It seems like there are two parallel structures here. First, you need a lookup table that can map from IDs to movies. Second, you need to maintain some sort of priority queue that can be used to track the top ten movies overall.
One way to solve this problem would be to simply maintain these two structures concurrently. Since you know that each movie has an integral ID, you could either store the movies in a giant array, or if you expect the IDs to be sparse in a hash table. Additionally, you could maintain a priority queue (perhaps backed by a binary or binomial heap) that stores all movies with priority equal to their rating. This would allow you to determine the top ten movies by dequeuing ten elements from the priority queue and then reinserting them.
However, to squeeze more performance out of your priority queue, I'd suggest using a slightly modified queue structure in which you have an array of the top ten movies in sorted order and a priority queue of all other movies that are not in the top ten. Whenever you update the priority of a movie, you could do the following:
If the movie is in the top-ten array, remove it from that array and shuffle the elements after it up one spot. Then insert it into the priority queue with its new rating.

• • • • •

How would you translate this sentence from the movie-ranking text into Spanish: "First, you need a lookup table that can map from IDs to movies."?

• • • • •

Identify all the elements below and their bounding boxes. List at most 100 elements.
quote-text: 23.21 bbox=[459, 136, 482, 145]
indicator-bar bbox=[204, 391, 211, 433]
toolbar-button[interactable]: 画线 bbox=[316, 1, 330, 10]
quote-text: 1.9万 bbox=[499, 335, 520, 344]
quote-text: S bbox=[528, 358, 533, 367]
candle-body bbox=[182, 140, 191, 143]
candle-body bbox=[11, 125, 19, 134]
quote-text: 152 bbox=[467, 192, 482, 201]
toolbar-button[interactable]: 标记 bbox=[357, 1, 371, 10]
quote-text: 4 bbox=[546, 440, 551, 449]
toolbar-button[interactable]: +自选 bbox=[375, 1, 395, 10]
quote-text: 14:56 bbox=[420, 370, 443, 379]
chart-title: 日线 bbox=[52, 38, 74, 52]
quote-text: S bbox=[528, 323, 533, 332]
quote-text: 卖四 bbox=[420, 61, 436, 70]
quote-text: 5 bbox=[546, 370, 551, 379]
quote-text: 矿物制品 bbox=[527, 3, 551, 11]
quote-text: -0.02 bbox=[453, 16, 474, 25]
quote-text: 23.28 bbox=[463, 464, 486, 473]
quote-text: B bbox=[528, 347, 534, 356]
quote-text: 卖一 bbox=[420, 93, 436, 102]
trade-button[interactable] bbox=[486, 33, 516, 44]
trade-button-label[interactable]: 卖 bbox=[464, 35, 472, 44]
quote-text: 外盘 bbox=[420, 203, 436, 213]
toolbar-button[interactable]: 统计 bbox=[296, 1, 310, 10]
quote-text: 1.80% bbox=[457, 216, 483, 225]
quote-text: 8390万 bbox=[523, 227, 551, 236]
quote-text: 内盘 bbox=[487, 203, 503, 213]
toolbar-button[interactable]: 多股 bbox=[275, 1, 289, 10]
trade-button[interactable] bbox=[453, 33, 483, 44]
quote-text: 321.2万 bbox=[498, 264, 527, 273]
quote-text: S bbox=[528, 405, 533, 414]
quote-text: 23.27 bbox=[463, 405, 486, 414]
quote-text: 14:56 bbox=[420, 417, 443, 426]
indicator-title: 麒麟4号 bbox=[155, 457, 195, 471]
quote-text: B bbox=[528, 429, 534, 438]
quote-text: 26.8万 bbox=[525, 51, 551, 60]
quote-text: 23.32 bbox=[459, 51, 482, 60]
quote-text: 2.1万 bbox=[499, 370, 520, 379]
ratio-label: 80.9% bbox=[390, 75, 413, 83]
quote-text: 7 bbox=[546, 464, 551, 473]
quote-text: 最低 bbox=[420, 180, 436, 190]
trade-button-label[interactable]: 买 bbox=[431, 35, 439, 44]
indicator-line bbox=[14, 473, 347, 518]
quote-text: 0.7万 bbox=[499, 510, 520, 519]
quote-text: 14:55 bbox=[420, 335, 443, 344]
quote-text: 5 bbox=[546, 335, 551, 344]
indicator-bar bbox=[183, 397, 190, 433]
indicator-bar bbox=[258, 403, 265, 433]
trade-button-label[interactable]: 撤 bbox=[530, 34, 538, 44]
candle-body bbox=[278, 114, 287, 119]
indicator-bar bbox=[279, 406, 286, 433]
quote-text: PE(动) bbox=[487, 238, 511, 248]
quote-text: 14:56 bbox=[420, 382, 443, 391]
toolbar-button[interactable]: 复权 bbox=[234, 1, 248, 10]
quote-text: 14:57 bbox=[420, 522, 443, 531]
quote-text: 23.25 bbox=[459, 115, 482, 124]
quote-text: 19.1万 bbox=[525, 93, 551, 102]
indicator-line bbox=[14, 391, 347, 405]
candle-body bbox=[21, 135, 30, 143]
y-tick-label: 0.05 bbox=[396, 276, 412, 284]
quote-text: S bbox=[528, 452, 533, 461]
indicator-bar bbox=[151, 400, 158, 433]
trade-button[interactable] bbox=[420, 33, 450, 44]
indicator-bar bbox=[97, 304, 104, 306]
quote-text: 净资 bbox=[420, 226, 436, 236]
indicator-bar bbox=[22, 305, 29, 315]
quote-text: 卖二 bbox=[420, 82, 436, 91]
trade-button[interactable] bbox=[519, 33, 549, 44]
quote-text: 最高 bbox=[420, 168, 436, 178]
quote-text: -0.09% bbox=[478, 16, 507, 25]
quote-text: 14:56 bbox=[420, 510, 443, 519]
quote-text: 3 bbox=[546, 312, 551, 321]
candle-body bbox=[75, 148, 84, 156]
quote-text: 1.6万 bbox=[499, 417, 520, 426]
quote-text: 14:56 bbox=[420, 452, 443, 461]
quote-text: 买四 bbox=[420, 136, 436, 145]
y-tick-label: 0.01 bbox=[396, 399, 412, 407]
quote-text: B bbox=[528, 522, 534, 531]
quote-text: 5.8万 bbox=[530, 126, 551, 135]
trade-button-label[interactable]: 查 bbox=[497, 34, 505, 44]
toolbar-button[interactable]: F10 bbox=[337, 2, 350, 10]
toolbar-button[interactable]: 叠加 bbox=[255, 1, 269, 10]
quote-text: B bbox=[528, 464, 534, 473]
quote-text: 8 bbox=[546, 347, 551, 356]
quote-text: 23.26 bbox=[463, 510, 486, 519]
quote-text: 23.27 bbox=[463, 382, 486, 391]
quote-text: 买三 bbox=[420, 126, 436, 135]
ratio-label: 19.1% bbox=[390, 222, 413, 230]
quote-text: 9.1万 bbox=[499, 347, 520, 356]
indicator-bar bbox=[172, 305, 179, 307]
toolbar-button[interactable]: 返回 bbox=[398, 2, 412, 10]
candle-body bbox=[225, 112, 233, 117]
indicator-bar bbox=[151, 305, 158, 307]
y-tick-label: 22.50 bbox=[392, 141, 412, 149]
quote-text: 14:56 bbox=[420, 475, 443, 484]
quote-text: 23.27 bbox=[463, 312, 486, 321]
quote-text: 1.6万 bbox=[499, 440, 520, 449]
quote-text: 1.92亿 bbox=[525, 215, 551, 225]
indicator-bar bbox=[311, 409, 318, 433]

• • • • •

■ Written answer
Primero, necesitas una tabla de búsqueda que pueda asociar los ID con las películas.